### Exercise prompt
Wherever the word "What" appears in the entries, copy the whole line.

-------- Given information --------

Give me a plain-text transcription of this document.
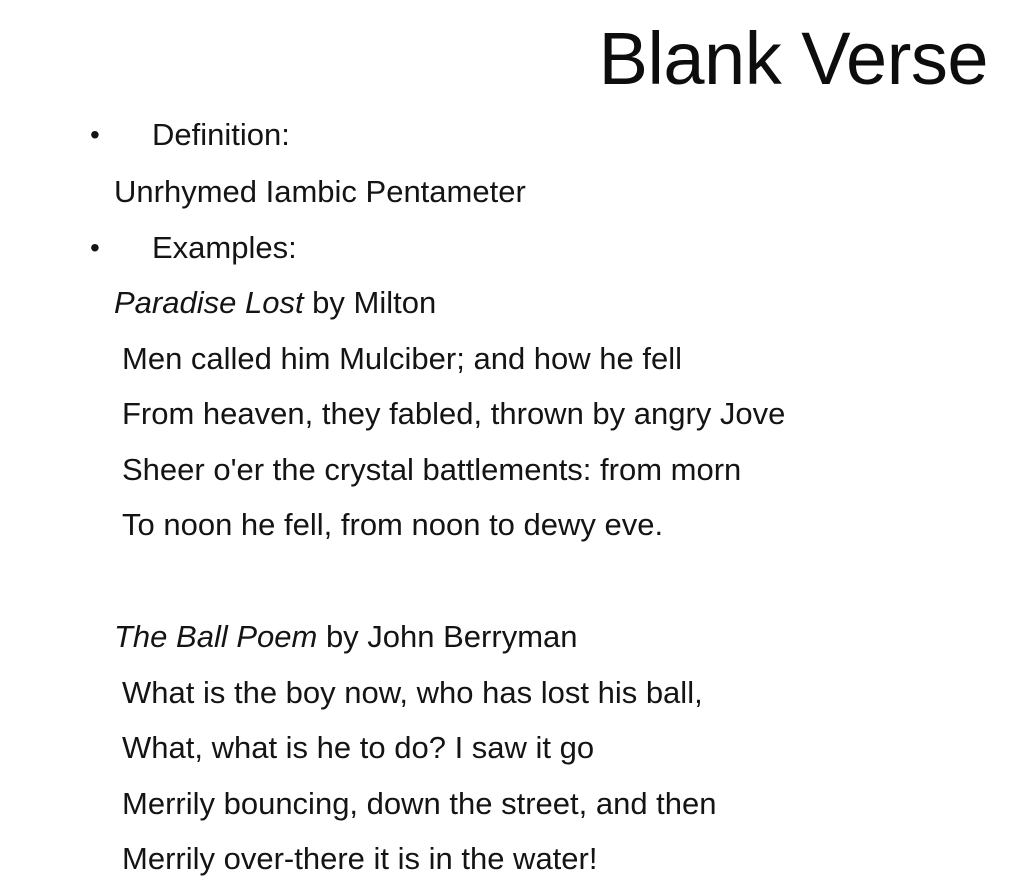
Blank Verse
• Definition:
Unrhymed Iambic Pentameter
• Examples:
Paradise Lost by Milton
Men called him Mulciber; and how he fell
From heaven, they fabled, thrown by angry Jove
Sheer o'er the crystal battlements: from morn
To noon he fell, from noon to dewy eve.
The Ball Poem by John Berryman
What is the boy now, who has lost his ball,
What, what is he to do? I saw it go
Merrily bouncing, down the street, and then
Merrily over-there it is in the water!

--------
-------- Given information --------

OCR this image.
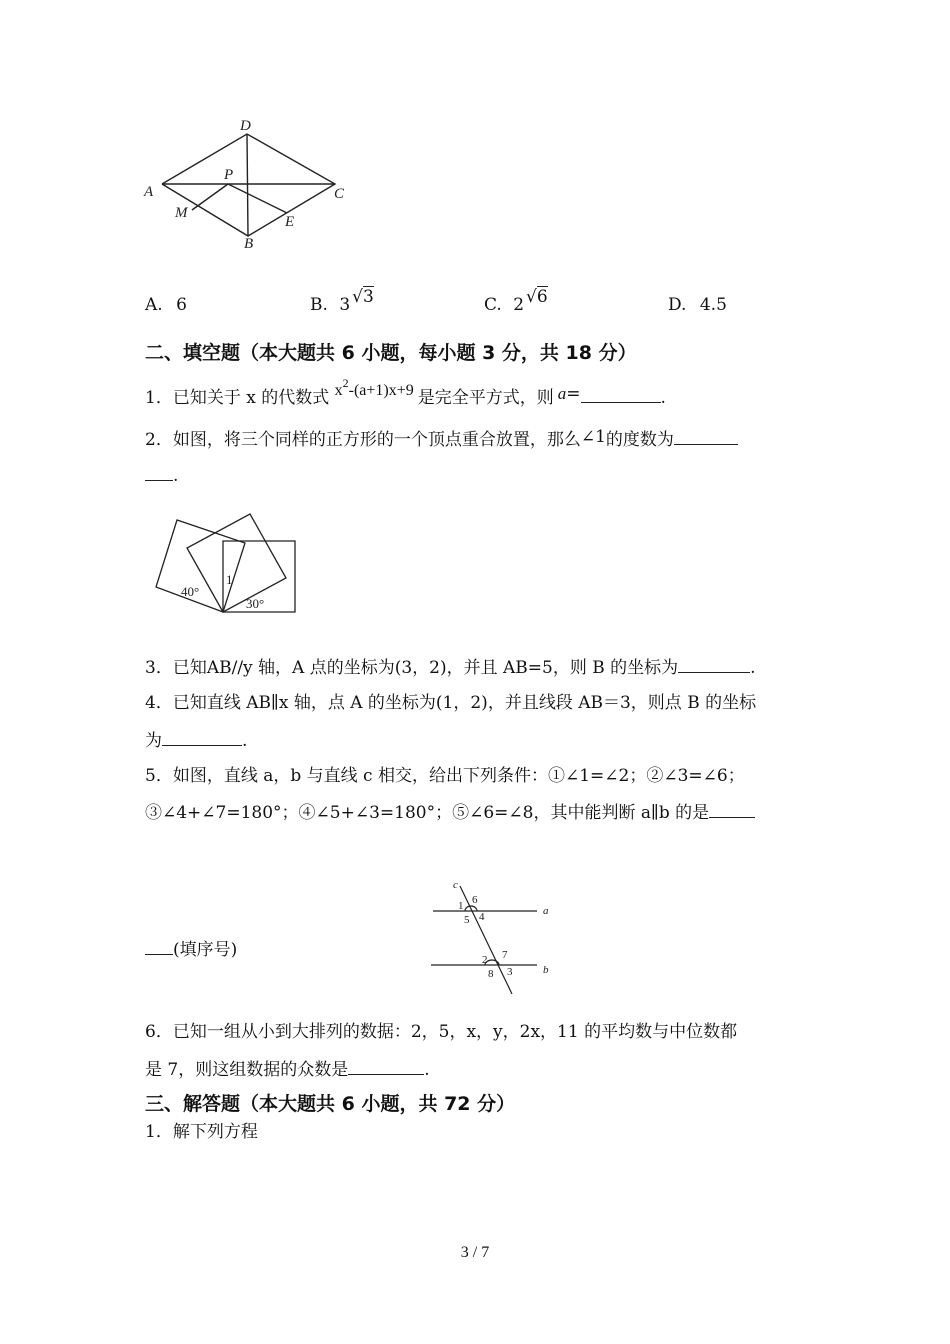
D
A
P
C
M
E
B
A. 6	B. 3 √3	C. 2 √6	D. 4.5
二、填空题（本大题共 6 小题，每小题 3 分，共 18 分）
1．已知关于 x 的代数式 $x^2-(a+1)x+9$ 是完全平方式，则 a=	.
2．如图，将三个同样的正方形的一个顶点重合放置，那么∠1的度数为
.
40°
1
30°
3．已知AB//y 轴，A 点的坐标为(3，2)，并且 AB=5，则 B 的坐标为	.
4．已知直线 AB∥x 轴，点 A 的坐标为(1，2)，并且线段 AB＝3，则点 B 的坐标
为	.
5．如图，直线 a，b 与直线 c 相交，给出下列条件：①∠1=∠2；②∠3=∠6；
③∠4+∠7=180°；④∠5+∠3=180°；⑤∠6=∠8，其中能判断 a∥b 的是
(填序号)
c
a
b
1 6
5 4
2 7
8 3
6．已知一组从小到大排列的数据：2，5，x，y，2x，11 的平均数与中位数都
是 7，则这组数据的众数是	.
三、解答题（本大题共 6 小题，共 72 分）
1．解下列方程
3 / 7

--------

### Exercise response
What is the boy now, who has lost his ball,
What, what is he to do? I saw it go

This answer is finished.